Go through the listing and return every line with "chevron" in it.

__________

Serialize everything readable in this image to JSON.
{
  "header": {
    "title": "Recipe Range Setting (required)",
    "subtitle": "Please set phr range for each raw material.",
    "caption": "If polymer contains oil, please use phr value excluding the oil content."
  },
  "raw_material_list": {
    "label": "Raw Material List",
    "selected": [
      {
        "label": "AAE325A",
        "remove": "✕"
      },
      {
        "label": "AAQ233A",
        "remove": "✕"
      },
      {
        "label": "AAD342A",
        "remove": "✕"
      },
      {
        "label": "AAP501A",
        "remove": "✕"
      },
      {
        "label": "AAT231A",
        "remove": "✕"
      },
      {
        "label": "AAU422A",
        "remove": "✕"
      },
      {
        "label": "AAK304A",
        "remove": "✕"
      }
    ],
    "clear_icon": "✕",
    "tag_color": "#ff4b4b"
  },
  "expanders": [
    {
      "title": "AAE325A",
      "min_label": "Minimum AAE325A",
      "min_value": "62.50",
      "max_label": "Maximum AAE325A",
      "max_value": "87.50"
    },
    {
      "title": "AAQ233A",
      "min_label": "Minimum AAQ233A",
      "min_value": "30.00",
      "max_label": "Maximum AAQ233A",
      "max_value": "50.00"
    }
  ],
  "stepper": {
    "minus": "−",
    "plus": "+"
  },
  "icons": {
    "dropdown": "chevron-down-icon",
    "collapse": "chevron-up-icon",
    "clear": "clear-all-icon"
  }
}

__________

Answer for the task:
    "dropdown": "chevron-down-icon",
    "collapse": "chevron-up-icon",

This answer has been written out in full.